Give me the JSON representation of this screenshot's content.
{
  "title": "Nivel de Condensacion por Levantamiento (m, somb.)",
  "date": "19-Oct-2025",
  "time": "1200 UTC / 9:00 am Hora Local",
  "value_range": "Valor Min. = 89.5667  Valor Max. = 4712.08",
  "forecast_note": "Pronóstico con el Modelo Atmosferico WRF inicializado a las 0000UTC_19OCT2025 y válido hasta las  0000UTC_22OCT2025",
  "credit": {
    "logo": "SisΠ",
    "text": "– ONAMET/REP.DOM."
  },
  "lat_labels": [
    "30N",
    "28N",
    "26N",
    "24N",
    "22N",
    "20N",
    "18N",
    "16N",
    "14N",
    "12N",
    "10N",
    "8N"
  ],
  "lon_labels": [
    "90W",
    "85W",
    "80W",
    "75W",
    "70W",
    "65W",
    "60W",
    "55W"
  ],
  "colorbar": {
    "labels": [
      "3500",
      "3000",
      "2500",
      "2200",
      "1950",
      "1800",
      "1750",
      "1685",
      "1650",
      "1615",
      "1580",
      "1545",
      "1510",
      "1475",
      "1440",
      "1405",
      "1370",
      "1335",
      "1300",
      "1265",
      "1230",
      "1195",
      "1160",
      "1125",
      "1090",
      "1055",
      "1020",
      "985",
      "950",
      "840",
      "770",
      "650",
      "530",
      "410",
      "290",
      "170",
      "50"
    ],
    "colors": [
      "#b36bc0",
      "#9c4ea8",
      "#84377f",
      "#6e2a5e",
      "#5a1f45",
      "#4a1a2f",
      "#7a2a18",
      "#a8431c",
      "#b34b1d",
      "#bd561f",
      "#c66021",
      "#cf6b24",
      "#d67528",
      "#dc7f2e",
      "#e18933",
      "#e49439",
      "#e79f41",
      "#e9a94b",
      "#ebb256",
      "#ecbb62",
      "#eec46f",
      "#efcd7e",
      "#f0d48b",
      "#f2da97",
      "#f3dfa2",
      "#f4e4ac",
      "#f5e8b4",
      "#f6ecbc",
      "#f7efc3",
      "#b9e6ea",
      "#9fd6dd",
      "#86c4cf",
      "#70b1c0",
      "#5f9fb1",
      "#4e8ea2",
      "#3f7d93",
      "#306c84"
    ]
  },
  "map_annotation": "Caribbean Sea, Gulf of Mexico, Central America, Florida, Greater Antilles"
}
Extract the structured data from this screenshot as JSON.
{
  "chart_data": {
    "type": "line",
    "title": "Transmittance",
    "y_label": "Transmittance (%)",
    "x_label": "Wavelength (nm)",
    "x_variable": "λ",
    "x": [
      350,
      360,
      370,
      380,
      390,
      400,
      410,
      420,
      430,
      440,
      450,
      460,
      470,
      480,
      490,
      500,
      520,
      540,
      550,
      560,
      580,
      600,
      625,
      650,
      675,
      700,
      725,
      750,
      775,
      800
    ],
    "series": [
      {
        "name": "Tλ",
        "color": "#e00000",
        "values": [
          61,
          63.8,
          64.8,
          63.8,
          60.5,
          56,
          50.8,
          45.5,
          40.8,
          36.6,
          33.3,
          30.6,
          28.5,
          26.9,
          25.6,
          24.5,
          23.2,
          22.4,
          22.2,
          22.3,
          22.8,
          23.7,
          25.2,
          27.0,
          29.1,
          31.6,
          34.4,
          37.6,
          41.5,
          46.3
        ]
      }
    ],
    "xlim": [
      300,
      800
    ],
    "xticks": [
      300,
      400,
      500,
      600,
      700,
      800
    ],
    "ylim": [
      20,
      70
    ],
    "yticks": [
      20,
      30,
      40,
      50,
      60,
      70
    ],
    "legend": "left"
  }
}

##########

▶ [YOUR OBJECTIVE]
Filter the data, keeping only the lines that contain "this".

▶ [COMPLETE RESPONSE]
Give me the JSON representation of this screenshot's content.
Extract the structured data from this screenshot as JSON.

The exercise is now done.